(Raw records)
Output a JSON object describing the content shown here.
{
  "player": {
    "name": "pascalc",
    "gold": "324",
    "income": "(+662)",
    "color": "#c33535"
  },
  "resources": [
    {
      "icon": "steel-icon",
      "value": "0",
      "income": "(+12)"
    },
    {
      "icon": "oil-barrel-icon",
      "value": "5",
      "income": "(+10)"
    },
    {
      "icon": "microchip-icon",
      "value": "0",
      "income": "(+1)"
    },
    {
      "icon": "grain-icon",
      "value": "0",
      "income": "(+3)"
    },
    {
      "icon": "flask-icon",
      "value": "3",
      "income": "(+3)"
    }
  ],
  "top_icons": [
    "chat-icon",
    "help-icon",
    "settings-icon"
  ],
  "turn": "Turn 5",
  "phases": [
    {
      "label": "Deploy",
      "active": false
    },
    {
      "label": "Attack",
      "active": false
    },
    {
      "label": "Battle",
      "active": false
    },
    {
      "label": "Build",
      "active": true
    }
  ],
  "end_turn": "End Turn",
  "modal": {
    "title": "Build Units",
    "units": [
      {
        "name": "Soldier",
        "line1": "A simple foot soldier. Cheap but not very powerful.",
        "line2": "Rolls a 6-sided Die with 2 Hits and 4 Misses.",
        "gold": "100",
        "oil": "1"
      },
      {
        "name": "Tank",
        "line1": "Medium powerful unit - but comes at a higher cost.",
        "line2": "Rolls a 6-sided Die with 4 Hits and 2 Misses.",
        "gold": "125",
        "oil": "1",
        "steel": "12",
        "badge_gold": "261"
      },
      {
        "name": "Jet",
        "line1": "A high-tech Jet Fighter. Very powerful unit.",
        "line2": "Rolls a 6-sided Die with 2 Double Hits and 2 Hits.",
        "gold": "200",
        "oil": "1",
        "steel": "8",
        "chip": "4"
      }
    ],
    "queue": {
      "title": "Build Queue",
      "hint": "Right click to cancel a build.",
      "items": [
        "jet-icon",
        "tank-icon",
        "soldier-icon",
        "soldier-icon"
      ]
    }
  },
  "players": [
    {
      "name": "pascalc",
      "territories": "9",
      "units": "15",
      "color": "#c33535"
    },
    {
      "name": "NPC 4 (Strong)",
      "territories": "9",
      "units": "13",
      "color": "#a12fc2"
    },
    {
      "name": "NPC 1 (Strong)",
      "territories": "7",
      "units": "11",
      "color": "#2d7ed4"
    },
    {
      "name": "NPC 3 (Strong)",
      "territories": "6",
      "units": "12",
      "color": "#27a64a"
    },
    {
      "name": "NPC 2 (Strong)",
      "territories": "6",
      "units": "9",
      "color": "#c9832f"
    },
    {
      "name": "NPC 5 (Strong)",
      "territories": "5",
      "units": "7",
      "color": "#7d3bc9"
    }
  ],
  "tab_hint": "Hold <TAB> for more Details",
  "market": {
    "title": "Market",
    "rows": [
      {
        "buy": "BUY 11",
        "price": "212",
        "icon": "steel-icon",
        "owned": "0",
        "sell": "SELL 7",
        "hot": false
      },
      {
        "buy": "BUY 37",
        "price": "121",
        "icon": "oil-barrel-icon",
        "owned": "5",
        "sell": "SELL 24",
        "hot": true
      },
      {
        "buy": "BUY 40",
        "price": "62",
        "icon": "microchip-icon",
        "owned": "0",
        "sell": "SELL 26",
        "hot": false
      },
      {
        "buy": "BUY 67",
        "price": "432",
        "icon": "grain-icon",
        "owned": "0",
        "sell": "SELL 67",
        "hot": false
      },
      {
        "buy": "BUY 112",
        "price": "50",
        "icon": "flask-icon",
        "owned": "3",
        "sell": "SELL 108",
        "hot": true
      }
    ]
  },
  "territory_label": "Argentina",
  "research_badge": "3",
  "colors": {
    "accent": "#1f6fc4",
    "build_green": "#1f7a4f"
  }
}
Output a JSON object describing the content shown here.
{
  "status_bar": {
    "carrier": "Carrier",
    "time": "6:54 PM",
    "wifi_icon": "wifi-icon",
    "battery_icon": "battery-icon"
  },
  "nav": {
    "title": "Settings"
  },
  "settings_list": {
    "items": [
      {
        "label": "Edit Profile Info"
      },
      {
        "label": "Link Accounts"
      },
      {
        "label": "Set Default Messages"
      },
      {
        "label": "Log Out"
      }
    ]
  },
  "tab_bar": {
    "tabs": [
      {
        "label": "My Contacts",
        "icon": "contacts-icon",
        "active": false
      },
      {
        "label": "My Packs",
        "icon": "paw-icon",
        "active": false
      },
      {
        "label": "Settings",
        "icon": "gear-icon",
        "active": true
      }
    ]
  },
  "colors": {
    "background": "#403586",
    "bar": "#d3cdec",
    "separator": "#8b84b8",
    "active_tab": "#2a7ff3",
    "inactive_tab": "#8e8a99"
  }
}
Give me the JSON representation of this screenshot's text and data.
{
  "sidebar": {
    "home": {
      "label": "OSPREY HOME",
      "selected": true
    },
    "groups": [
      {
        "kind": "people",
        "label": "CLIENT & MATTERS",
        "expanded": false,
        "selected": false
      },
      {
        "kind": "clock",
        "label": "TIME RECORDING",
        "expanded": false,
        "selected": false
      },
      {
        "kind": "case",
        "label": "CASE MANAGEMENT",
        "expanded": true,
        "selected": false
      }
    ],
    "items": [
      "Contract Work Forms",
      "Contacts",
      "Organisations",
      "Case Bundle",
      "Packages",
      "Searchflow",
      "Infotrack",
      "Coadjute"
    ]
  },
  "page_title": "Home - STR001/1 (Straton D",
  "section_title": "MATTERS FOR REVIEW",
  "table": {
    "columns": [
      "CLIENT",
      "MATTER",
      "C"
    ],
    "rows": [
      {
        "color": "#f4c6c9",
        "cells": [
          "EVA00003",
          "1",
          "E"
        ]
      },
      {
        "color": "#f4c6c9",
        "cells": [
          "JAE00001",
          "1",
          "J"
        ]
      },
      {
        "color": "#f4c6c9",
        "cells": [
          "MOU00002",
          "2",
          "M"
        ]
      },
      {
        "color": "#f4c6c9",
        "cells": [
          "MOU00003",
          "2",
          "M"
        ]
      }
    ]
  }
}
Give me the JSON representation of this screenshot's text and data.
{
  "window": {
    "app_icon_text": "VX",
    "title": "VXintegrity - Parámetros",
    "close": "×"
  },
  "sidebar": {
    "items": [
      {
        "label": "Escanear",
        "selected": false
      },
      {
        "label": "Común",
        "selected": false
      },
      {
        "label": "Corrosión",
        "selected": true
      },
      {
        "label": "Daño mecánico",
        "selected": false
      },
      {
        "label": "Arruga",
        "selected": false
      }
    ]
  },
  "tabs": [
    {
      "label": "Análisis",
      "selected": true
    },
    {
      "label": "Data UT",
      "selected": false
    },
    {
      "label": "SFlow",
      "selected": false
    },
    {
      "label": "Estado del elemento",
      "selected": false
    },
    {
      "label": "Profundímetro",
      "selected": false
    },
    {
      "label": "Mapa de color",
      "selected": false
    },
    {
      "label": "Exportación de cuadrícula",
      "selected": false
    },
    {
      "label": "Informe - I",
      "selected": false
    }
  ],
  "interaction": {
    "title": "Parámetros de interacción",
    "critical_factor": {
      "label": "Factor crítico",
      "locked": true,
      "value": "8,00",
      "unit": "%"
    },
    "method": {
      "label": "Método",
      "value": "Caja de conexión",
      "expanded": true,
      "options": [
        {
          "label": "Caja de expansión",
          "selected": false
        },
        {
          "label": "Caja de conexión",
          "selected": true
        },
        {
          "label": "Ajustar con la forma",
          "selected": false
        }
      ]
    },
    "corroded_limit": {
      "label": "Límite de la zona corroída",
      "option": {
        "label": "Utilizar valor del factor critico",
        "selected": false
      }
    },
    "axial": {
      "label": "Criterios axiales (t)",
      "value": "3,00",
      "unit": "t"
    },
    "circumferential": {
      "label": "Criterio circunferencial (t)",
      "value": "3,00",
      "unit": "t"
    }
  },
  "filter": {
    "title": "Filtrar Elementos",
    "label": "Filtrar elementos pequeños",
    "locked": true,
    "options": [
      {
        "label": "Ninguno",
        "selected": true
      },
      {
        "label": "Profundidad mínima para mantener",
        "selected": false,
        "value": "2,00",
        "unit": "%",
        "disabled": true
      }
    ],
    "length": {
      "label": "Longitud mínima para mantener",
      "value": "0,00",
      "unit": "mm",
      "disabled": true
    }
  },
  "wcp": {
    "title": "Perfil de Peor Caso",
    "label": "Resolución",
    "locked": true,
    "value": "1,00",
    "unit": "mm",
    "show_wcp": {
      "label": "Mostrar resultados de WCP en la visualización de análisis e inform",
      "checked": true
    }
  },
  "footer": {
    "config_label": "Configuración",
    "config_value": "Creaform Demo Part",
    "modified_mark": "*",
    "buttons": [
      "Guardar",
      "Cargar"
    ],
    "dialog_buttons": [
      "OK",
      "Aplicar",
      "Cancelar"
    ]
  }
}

Task prompt:
Locate the word "with" in the data above. Copy every line carrying it.

The solution:
        "line2": "Rolls a 6-sided Die with 2 Hits and 4 Misses.",
        "line2": "Rolls a 6-sided Die with 4 Hits and 2 Misses.",
        "line2": "Rolls a 6-sided Die with 2 Double Hits and 2 Hits.",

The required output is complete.